──────── Record extracts
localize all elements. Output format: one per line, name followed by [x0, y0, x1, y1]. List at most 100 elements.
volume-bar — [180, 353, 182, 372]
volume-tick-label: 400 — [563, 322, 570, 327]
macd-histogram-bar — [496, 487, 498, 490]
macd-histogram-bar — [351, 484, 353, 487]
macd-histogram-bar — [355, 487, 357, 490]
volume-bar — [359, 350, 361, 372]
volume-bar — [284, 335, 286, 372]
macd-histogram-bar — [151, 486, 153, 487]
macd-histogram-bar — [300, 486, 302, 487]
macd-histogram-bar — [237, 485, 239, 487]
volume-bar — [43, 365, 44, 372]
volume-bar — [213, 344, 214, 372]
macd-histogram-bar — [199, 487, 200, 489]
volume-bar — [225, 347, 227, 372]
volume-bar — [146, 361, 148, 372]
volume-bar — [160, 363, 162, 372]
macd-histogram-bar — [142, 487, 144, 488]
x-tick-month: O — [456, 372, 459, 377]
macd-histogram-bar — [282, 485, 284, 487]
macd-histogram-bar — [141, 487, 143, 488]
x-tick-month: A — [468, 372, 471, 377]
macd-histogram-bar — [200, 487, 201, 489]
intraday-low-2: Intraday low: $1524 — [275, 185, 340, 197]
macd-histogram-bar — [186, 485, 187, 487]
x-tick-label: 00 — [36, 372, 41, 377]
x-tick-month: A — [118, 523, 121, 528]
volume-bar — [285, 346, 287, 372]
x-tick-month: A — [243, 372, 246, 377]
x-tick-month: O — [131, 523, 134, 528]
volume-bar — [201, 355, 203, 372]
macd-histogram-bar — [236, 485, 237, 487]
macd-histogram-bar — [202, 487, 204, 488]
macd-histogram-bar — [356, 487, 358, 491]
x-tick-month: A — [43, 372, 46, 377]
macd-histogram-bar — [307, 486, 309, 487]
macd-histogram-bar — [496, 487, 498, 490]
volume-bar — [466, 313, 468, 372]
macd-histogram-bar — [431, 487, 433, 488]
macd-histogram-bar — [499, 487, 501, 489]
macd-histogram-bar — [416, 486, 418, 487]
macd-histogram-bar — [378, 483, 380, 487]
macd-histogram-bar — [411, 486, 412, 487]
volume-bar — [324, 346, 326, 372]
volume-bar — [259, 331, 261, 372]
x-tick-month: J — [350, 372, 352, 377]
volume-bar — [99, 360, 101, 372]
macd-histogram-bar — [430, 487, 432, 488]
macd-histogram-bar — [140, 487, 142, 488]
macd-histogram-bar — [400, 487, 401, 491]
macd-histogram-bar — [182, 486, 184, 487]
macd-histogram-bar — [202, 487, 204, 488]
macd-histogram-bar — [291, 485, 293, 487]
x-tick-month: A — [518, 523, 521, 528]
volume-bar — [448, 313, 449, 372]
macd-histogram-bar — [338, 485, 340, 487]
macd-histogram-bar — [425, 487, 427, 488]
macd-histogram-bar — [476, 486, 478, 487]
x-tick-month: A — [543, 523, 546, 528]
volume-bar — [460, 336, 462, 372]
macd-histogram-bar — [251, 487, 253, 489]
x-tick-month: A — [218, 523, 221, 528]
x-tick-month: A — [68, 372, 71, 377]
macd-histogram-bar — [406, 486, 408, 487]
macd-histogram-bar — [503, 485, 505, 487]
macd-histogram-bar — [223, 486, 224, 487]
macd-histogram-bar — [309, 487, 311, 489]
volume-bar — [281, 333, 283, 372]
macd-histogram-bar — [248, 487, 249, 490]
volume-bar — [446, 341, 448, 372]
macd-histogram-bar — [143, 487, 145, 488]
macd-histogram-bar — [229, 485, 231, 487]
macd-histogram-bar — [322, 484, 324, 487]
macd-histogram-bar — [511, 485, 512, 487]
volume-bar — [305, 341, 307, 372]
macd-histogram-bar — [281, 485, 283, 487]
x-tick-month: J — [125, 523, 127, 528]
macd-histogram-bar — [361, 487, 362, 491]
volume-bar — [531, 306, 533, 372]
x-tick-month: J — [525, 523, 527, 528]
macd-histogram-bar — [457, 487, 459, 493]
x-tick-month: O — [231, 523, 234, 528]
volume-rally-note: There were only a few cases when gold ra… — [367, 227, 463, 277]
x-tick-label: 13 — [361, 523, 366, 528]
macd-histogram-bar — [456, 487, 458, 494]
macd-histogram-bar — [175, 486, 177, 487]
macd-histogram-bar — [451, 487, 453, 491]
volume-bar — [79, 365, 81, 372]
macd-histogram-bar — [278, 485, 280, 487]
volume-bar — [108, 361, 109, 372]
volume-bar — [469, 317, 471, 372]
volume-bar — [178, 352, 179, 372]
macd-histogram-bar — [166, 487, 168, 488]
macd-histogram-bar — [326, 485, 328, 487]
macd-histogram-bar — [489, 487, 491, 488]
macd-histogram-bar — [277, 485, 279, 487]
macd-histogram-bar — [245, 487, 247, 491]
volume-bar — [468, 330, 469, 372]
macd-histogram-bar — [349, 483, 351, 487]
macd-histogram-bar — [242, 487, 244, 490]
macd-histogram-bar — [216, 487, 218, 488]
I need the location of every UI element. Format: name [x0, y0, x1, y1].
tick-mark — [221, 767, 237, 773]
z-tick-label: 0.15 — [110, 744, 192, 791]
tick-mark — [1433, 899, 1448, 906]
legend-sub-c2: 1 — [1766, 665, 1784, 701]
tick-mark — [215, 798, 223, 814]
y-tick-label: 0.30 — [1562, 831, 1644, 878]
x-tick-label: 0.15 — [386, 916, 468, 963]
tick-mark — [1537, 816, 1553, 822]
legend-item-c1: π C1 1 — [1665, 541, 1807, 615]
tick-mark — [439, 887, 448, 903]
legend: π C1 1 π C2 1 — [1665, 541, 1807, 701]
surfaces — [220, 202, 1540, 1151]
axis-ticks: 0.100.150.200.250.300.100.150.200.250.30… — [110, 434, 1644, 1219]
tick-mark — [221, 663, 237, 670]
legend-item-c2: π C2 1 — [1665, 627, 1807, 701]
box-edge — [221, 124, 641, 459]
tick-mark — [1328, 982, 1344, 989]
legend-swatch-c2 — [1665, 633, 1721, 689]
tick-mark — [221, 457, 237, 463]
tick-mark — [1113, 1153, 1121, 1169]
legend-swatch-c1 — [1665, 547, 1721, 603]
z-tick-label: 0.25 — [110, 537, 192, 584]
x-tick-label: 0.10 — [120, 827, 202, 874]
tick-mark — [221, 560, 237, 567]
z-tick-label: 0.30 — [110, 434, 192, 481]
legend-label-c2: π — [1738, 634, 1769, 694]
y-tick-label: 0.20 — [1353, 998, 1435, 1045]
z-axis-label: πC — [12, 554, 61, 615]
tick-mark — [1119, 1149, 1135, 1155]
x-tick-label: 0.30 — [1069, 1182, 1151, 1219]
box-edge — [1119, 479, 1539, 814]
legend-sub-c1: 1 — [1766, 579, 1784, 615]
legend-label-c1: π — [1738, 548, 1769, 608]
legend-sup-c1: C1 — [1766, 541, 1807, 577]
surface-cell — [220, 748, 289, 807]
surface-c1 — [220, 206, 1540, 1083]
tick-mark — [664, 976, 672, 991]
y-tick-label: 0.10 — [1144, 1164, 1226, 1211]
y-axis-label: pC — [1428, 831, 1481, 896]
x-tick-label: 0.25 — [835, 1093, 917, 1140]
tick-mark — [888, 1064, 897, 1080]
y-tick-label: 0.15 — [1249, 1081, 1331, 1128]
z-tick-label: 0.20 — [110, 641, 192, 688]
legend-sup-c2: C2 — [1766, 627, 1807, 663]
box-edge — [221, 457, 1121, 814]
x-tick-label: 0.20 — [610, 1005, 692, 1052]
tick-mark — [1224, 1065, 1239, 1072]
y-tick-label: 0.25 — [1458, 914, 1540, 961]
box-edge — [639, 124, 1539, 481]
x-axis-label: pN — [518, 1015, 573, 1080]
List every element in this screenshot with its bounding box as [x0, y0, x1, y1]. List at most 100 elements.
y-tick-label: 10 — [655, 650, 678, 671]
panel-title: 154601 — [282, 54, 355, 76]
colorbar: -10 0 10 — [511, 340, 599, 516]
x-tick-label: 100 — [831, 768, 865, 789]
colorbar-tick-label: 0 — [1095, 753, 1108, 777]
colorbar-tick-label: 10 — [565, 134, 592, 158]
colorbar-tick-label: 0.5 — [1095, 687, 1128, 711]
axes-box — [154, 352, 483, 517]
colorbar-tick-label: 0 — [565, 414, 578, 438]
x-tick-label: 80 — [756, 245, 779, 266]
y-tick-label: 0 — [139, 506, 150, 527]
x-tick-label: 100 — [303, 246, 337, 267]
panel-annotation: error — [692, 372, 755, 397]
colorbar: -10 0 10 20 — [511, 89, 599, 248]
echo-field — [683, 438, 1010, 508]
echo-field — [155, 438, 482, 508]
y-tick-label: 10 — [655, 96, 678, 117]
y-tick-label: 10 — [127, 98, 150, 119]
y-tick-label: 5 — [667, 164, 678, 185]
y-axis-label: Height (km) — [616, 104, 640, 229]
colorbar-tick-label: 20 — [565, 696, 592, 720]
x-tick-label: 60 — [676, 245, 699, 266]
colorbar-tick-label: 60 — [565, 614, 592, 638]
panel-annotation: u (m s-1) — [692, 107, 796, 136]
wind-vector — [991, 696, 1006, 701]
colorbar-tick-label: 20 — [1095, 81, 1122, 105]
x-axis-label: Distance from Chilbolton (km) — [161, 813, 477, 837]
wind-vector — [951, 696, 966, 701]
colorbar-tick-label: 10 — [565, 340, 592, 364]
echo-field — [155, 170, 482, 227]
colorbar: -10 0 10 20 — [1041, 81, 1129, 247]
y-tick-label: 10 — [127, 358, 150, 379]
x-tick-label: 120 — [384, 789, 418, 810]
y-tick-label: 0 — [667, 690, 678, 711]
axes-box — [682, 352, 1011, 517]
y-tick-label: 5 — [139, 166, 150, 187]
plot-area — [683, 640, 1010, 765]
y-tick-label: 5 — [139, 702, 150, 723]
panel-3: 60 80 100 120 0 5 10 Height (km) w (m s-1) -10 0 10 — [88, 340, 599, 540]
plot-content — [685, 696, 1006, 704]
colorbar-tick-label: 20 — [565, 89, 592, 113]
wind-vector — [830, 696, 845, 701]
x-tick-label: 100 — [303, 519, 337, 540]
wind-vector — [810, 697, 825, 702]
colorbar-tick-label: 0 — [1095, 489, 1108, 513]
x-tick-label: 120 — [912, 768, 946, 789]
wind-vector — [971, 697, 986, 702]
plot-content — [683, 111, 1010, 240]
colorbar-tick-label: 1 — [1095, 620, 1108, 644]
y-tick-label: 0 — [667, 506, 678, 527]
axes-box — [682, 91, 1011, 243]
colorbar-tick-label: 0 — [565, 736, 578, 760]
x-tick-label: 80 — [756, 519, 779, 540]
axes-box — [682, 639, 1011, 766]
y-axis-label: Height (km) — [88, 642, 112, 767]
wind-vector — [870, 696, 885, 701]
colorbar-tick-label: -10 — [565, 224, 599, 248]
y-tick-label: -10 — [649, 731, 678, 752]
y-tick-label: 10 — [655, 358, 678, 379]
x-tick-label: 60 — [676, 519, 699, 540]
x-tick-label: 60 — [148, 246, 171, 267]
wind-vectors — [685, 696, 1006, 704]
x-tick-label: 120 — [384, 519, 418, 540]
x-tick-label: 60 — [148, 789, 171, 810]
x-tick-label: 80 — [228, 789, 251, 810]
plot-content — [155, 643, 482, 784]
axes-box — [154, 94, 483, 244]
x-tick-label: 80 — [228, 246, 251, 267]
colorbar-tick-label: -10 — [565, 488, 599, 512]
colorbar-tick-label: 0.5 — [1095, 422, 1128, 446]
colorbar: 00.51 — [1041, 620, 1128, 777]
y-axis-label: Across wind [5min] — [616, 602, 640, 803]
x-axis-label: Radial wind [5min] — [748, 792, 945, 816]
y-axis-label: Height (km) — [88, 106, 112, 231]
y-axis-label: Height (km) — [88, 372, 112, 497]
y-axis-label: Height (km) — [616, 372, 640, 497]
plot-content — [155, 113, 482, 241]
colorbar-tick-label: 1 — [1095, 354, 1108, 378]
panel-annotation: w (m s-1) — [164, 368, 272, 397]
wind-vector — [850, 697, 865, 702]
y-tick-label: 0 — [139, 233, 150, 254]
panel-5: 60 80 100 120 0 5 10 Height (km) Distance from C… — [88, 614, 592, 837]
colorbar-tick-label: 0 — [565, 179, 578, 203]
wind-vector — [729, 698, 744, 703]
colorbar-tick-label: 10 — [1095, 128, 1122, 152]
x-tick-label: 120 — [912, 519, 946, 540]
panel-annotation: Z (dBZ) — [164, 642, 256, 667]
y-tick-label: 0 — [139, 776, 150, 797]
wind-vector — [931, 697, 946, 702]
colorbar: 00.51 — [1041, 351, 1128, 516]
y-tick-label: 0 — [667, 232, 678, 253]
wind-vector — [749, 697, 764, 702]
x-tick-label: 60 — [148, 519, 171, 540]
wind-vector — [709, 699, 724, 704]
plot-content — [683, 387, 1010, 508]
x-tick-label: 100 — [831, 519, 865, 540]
────────────────
* Task
Write down every line of the entries above, from the very first line through the line containing "macd-histogram-bar — [141, 487, 143, 488]", including both ends.

* Answer for the task
localize all elements. Output format: one per line, name followed by [x0, y0, x1, y1]. List at most 100 elements.
volume-bar — [180, 353, 182, 372]
volume-tick-label: 400 — [563, 322, 570, 327]
macd-histogram-bar — [496, 487, 498, 490]
macd-histogram-bar — [351, 484, 353, 487]
macd-histogram-bar — [355, 487, 357, 490]
volume-bar — [359, 350, 361, 372]
volume-bar — [284, 335, 286, 372]
macd-histogram-bar — [151, 486, 153, 487]
macd-histogram-bar — [300, 486, 302, 487]
macd-histogram-bar — [237, 485, 239, 487]
volume-bar — [43, 365, 44, 372]
volume-bar — [213, 344, 214, 372]
macd-histogram-bar — [199, 487, 200, 489]
volume-bar — [225, 347, 227, 372]
volume-bar — [146, 361, 148, 372]
volume-bar — [160, 363, 162, 372]
macd-histogram-bar — [142, 487, 144, 488]
x-tick-month: O — [456, 372, 459, 377]
macd-histogram-bar — [282, 485, 284, 487]
macd-histogram-bar — [141, 487, 143, 488]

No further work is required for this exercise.